START
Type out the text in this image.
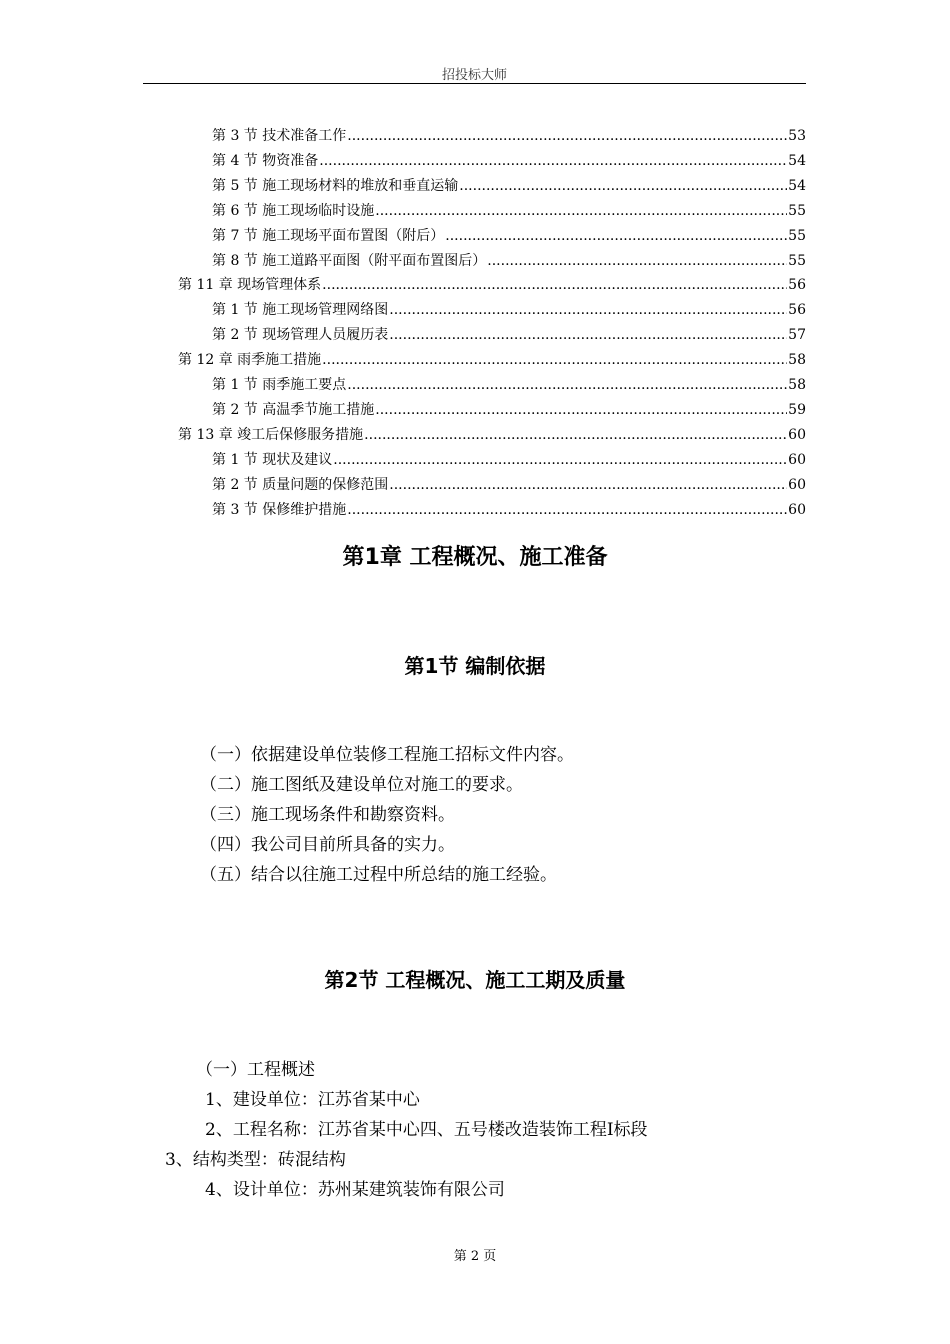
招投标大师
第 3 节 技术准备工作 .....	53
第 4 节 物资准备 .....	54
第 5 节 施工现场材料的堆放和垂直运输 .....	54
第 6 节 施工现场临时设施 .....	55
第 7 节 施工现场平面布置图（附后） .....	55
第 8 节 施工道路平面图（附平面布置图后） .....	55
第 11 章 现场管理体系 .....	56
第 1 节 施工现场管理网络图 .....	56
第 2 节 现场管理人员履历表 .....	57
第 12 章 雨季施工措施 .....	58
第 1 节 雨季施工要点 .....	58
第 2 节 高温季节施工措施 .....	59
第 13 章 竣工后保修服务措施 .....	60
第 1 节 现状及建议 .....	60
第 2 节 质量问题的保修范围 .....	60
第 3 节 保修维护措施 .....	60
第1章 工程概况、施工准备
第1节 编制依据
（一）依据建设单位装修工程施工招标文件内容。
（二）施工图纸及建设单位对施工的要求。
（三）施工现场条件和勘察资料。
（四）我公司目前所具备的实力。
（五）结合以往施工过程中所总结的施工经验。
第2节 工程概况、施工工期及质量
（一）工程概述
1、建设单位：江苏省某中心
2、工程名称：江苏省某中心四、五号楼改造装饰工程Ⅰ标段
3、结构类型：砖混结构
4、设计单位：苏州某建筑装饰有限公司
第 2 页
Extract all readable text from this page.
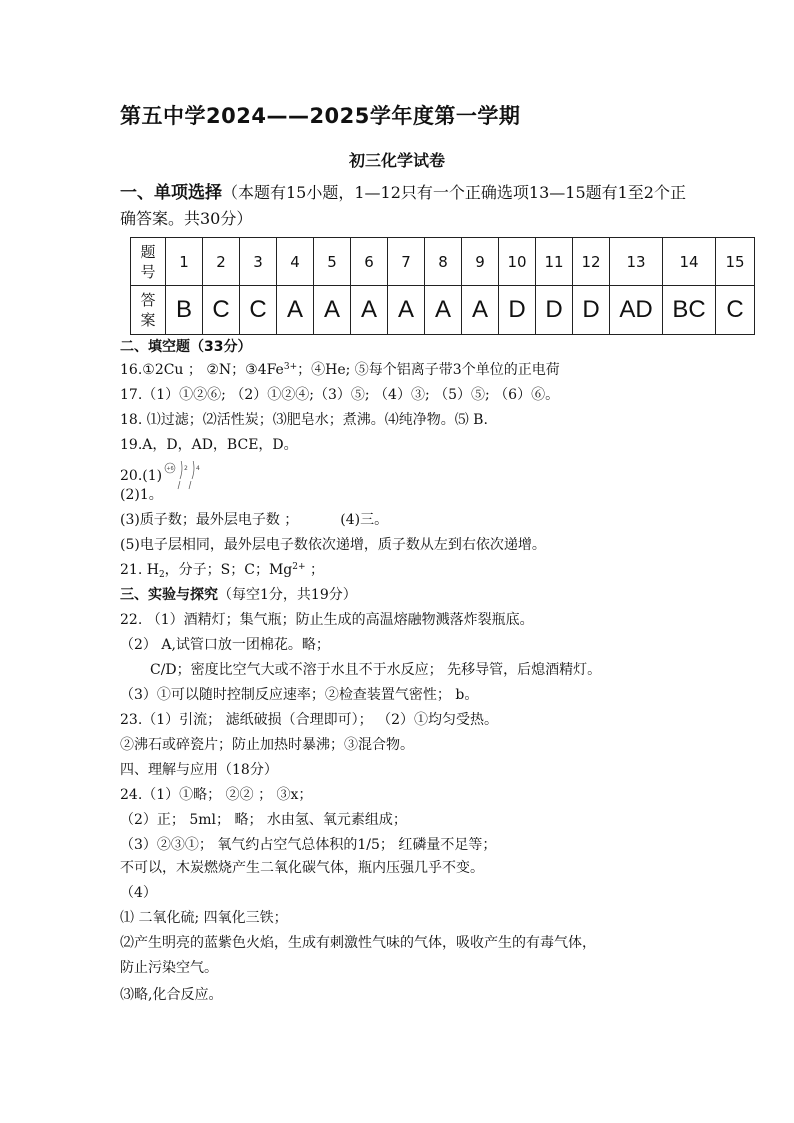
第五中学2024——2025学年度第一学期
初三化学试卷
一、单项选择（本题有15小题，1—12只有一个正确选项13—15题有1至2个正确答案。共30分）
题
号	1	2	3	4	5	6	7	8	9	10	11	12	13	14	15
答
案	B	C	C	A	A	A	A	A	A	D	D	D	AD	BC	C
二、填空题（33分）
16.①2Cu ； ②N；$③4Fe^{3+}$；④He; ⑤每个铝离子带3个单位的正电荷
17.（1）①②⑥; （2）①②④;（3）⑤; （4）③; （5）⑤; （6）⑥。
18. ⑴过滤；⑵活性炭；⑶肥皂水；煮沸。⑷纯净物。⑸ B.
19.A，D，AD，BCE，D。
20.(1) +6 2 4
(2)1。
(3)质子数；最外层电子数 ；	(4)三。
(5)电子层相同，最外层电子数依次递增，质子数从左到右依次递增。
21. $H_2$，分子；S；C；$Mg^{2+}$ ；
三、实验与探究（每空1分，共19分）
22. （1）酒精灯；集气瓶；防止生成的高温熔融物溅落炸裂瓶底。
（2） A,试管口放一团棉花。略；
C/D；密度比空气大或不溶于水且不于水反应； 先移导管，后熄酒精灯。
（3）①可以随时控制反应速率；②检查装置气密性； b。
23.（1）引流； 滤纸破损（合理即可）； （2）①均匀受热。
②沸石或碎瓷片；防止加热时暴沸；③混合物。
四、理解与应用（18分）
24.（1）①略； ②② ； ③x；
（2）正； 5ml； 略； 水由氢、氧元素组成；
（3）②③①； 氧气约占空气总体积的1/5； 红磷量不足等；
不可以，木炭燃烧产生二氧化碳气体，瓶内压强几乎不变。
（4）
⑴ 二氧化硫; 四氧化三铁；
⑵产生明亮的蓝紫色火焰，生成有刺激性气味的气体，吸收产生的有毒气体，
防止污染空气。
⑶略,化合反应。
END
START
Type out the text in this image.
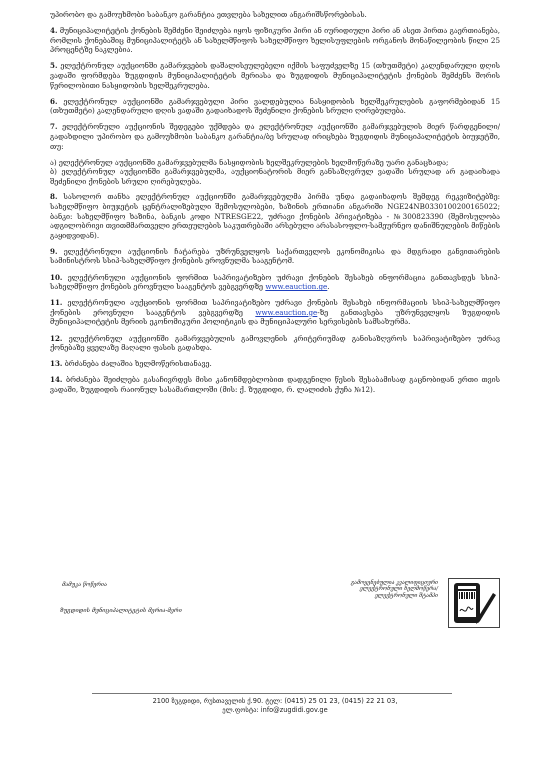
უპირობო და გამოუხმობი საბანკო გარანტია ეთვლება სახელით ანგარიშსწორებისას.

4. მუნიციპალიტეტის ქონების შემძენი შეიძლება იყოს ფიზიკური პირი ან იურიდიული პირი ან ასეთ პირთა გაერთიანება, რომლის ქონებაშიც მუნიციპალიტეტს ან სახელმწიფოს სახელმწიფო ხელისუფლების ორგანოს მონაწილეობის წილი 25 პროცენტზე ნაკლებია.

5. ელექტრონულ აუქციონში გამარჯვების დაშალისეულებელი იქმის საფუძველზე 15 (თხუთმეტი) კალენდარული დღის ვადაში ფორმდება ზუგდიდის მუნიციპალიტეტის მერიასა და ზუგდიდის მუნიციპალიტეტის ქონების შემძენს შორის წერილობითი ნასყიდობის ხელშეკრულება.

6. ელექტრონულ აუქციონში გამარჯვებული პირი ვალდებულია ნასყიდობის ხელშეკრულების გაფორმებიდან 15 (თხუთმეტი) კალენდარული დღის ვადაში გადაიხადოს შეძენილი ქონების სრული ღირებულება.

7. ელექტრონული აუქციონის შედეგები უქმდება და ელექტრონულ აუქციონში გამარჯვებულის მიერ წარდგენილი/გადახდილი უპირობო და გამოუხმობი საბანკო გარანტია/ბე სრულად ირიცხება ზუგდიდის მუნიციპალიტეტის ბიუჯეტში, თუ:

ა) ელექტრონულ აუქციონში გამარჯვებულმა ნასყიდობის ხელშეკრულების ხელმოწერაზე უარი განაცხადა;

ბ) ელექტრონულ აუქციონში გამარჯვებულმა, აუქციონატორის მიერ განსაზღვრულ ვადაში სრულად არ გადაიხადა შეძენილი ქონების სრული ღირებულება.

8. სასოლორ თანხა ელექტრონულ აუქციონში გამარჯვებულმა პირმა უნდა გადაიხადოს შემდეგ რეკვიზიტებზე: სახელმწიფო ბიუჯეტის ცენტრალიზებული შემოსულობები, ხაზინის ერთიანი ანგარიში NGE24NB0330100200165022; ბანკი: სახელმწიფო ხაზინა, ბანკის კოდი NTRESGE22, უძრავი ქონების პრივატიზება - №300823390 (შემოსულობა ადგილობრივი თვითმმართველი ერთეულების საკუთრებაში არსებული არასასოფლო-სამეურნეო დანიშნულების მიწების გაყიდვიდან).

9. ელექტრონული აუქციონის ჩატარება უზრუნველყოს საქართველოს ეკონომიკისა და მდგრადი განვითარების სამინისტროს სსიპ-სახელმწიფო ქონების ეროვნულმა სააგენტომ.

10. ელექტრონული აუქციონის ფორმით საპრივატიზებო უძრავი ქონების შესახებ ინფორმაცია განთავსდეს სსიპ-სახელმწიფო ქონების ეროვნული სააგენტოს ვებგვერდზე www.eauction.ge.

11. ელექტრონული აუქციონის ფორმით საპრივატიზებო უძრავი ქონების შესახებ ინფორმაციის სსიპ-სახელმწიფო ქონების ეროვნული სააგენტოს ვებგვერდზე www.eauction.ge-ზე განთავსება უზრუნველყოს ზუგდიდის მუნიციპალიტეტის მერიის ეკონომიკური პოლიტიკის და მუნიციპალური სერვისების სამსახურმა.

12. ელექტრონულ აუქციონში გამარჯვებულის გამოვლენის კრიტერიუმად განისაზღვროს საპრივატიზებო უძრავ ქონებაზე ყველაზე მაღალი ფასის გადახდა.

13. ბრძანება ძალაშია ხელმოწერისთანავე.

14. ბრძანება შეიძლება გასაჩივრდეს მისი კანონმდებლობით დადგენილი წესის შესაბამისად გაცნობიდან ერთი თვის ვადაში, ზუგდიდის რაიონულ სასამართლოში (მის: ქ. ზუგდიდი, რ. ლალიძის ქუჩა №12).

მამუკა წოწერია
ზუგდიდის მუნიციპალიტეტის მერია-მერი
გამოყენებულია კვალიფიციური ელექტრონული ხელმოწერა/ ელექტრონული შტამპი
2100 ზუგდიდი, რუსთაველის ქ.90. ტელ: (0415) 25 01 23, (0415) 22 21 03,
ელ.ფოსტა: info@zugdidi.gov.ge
END
§ Task directions:
Give back only a number, the number of lines where the string "საპრივატიზებო" occurs.

§ Task result:
3